[Data entries for graphics]
>> Begin
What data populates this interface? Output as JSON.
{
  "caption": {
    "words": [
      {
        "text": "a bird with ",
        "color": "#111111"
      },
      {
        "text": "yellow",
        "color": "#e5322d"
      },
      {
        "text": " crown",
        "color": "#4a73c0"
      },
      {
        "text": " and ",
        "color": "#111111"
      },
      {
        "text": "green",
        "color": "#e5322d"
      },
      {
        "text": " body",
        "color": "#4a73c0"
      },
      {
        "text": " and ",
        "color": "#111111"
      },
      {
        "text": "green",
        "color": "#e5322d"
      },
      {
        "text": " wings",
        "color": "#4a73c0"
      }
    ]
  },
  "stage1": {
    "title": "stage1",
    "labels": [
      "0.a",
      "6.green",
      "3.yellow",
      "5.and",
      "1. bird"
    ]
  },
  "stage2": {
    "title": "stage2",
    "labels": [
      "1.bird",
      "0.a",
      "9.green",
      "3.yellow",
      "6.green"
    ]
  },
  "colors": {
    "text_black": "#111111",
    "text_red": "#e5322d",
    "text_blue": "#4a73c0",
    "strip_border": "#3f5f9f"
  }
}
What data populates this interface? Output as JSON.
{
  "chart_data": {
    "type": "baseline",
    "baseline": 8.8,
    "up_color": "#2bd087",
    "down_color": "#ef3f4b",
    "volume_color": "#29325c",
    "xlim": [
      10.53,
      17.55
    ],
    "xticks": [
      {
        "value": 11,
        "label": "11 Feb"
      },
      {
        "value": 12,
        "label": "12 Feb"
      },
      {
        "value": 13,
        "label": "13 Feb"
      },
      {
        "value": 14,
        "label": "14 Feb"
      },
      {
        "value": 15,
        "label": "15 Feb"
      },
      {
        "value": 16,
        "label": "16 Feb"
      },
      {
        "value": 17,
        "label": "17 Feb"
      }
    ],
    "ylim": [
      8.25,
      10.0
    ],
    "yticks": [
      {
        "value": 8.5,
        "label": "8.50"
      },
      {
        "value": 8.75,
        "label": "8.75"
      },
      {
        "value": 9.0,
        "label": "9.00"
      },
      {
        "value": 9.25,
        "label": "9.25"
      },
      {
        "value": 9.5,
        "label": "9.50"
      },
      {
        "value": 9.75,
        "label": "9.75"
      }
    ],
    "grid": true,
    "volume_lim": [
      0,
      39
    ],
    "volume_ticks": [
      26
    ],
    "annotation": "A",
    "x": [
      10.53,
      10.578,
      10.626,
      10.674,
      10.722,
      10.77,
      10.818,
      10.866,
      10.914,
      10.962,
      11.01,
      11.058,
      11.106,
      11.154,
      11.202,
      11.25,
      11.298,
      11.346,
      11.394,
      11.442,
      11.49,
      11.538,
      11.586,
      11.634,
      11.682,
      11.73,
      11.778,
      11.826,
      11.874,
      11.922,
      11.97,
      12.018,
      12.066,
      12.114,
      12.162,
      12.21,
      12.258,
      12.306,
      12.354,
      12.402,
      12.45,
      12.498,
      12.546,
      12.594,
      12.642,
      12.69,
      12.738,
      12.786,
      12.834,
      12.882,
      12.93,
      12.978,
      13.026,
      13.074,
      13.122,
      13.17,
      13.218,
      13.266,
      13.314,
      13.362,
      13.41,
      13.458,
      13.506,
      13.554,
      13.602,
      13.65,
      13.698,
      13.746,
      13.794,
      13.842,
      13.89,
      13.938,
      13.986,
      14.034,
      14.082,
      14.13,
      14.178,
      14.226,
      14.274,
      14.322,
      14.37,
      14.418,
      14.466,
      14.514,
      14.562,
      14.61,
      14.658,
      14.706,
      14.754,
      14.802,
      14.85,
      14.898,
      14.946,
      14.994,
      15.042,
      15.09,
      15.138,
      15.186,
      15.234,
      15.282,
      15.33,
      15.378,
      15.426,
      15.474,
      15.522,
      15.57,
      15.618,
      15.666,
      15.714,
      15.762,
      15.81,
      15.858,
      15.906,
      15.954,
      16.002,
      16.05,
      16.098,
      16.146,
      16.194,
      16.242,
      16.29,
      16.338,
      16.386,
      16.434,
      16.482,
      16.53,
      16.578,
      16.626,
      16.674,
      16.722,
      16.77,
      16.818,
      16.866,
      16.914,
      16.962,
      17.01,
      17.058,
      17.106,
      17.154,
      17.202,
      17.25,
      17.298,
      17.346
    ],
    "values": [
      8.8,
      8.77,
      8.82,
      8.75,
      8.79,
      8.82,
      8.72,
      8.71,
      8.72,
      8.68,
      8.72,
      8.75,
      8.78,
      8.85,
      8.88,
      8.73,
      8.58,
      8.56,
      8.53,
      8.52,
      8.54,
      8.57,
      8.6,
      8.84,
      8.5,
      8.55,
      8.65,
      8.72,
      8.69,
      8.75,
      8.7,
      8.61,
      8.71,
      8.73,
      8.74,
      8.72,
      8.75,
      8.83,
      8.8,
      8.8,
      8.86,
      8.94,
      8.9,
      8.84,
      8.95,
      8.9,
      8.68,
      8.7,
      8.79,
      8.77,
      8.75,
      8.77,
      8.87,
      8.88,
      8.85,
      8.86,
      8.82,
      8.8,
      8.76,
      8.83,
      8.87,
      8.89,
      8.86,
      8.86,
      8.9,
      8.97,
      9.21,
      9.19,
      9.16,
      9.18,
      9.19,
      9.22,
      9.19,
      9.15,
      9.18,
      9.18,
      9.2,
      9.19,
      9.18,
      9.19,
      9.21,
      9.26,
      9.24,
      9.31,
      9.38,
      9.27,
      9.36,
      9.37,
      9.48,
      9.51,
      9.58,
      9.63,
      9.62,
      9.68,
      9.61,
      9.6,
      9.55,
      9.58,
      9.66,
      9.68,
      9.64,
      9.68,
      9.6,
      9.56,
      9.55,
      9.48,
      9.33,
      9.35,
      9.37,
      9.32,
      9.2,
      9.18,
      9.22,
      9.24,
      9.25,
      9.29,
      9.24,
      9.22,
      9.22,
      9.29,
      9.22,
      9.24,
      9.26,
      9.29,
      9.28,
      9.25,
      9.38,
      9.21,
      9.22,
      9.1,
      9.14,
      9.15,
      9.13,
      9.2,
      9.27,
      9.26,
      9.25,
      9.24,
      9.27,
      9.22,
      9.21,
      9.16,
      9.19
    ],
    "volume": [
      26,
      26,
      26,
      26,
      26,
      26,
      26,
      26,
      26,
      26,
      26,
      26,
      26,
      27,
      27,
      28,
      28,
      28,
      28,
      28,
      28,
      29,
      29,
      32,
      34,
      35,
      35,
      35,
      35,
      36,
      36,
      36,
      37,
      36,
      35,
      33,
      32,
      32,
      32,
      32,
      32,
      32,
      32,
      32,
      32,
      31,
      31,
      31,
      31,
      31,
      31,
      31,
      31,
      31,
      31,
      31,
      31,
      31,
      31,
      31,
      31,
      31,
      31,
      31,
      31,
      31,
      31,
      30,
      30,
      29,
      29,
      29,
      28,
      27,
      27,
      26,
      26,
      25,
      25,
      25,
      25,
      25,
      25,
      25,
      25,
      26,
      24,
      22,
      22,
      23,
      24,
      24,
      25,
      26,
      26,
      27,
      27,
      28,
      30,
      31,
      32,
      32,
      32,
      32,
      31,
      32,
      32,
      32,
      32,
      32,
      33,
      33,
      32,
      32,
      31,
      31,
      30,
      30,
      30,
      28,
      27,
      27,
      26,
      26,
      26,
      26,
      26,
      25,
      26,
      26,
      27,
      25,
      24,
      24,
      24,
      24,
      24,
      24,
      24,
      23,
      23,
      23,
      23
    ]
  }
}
>> End
> **EXERCISE DETAILS**:
Exactly reproduce every line of the records.

> **WRITTEN SOLUTION**:
What data populates this interface? Output as JSON.
{
  "caption": {
    "words": [
      {
        "text": "a bird with ",
        "color": "#111111"
      },
      {
        "text": "yellow",
        "color": "#e5322d"
      },
      {
        "text": " crown",
        "color": "#4a73c0"
      },
      {
        "text": " and ",
        "color": "#111111"
      },
      {
        "text": "green",
        "color": "#e5322d"
      },
      {
        "text": " body",
        "color": "#4a73c0"
      },
      {
        "text": " and ",
        "color": "#111111"
      },
      {
        "text": "green",
        "color": "#e5322d"
      },
      {
        "text": " wings",
        "color": "#4a73c0"
      }
    ]
  },
  "stage1": {
    "title": "stage1",
    "labels": [
      "0.a",
      "6.green",
      "3.yellow",
      "5.and",
      "1. bird"
    ]
  },
  "stage2": {
    "title": "stage2",
    "labels": [
      "1.bird",
      "0.a",
      "9.green",
      "3.yellow",
      "6.green"
    ]
  },
  "colors": {
    "text_black": "#111111",
    "text_red": "#e5322d",
    "text_blue": "#4a73c0",
    "strip_border": "#3f5f9f"
  }
}
What data populates this interface? Output as JSON.
{
  "chart_data": {
    "type": "baseline",
    "baseline": 8.8,
    "up_color": "#2bd087",
    "down_color": "#ef3f4b",
    "volume_color": "#29325c",
    "xlim": [
      10.53,
      17.55
    ],
    "xticks": [
      {
        "value": 11,
        "label": "11 Feb"
      },
      {
        "value": 12,
        "label": "12 Feb"
      },
      {
        "value": 13,
        "label": "13 Feb"
      },
      {
        "value": 14,
        "label": "14 Feb"
      },
      {
        "value": 15,
        "label": "15 Feb"
      },
      {
        "value": 16,
        "label": "16 Feb"
      },
      {
        "value": 17,
        "label": "17 Feb"
      }
    ],
    "ylim": [
      8.25,
      10.0
    ],
    "yticks": [
      {
        "value": 8.5,
        "label": "8.50"
      },
      {
        "value": 8.75,
        "label": "8.75"
      },
      {
        "value": 9.0,
        "label": "9.00"
      },
      {
        "value": 9.25,
        "label": "9.25"
      },
      {
        "value": 9.5,
        "label": "9.50"
      },
      {
        "value": 9.75,
        "label": "9.75"
      }
    ],
    "grid": true,
    "volume_lim": [
      0,
      39
    ],
    "volume_ticks": [
      26
    ],
    "annotation": "A",
    "x": [
      10.53,
      10.578,
      10.626,
      10.674,
      10.722,
      10.77,
      10.818,
      10.866,
      10.914,
      10.962,
      11.01,
      11.058,
      11.106,
      11.154,
      11.202,
      11.25,
      11.298,
      11.346,
      11.394,
      11.442,
      11.49,
      11.538,
      11.586,
      11.634,
      11.682,
      11.73,
      11.778,
      11.826,
      11.874,
      11.922,
      11.97,
      12.018,
      12.066,
      12.114,
      12.162,
      12.21,
      12.258,
      12.306,
      12.354,
      12.402,
      12.45,
      12.498,
      12.546,
      12.594,
      12.642,
      12.69,
      12.738,
      12.786,
      12.834,
      12.882,
      12.93,
      12.978,
      13.026,
      13.074,
      13.122,
      13.17,
      13.218,
      13.266,
      13.314,
      13.362,
      13.41,
      13.458,
      13.506,
      13.554,
      13.602,
      13.65,
      13.698,
      13.746,
      13.794,
      13.842,
      13.89,
      13.938,
      13.986,
      14.034,
      14.082,
      14.13,
      14.178,
      14.226,
      14.274,
      14.322,
      14.37,
      14.418,
      14.466,
      14.514,
      14.562,
      14.61,
      14.658,
      14.706,
      14.754,
      14.802,
      14.85,
      14.898,
      14.946,
      14.994,
      15.042,
      15.09,
      15.138,
      15.186,
      15.234,
      15.282,
      15.33,
      15.378,
      15.426,
      15.474,
      15.522,
      15.57,
      15.618,
      15.666,
      15.714,
      15.762,
      15.81,
      15.858,
      15.906,
      15.954,
      16.002,
      16.05,
      16.098,
      16.146,
      16.194,
      16.242,
      16.29,
      16.338,
      16.386,
      16.434,
      16.482,
      16.53,
      16.578,
      16.626,
      16.674,
      16.722,
      16.77,
      16.818,
      16.866,
      16.914,
      16.962,
      17.01,
      17.058,
      17.106,
      17.154,
      17.202,
      17.25,
      17.298,
      17.346
    ],
    "values": [
      8.8,
      8.77,
      8.82,
      8.75,
      8.79,
      8.82,
      8.72,
      8.71,
      8.72,
      8.68,
      8.72,
      8.75,
      8.78,
      8.85,
      8.88,
      8.73,
      8.58,
      8.56,
      8.53,
      8.52,
      8.54,
      8.57,
      8.6,
      8.84,
      8.5,
      8.55,
      8.65,
      8.72,
      8.69,
      8.75,
      8.7,
      8.61,
      8.71,
      8.73,
      8.74,
      8.72,
      8.75,
      8.83,
      8.8,
      8.8,
      8.86,
      8.94,
      8.9,
      8.84,
      8.95,
      8.9,
      8.68,
      8.7,
      8.79,
      8.77,
      8.75,
      8.77,
      8.87,
      8.88,
      8.85,
      8.86,
      8.82,
      8.8,
      8.76,
      8.83,
      8.87,
      8.89,
      8.86,
      8.86,
      8.9,
      8.97,
      9.21,
      9.19,
      9.16,
      9.18,
      9.19,
      9.22,
      9.19,
      9.15,
      9.18,
      9.18,
      9.2,
      9.19,
      9.18,
      9.19,
      9.21,
      9.26,
      9.24,
      9.31,
      9.38,
      9.27,
      9.36,
      9.37,
      9.48,
      9.51,
      9.58,
      9.63,
      9.62,
      9.68,
      9.61,
      9.6,
      9.55,
      9.58,
      9.66,
      9.68,
      9.64,
      9.68,
      9.6,
      9.56,
      9.55,
      9.48,
      9.33,
      9.35,
      9.37,
      9.32,
      9.2,
      9.18,
      9.22,
      9.24,
      9.25,
      9.29,
      9.24,
      9.22,
      9.22,
      9.29,
      9.22,
      9.24,
      9.26,
      9.29,
      9.28,
      9.25,
      9.38,
      9.21,
      9.22,
      9.1,
      9.14,
      9.15,
      9.13,
      9.2,
      9.27,
      9.26,
      9.25,
      9.24,
      9.27,
      9.22,
      9.21,
      9.16,
      9.19
    ],
    "volume": [
      26,
      26,
      26,
      26,
      26,
      26,
      26,
      26,
      26,
      26,
      26,
      26,
      26,
      27,
      27,
      28,
      28,
      28,
      28,
      28,
      28,
      29,
      29,
      32,
      34,
      35,
      35,
      35,
      35,
      36,
      36,
      36,
      37,
      36,
      35,
      33,
      32,
      32,
      32,
      32,
      32,
      32,
      32,
      32,
      32,
      31,
      31,
      31,
      31,
      31,
      31,
      31,
      31,
      31,
      31,
      31,
      31,
      31,
      31,
      31,
      31,
      31,
      31,
      31,
      31,
      31,
      31,
      30,
      30,
      29,
      29,
      29,
      28,
      27,
      27,
      26,
      26,
      25,
      25,
      25,
      25,
      25,
      25,
      25,
      25,
      26,
      24,
      22,
      22,
      23,
      24,
      24,
      25,
      26,
      26,
      27,
      27,
      28,
      30,
      31,
      32,
      32,
      32,
      32,
      31,
      32,
      32,
      32,
      32,
      32,
      33,
      33,
      32,
      32,
      31,
      31,
      30,
      30,
      30,
      28,
      27,
      27,
      26,
      26,
      26,
      26,
      26,
      25,
      26,
      26,
      27,
      25,
      24,
      24,
      24,
      24,
      24,
      24,
      24,
      23,
      23,
      23,
      23
    ]
  }
}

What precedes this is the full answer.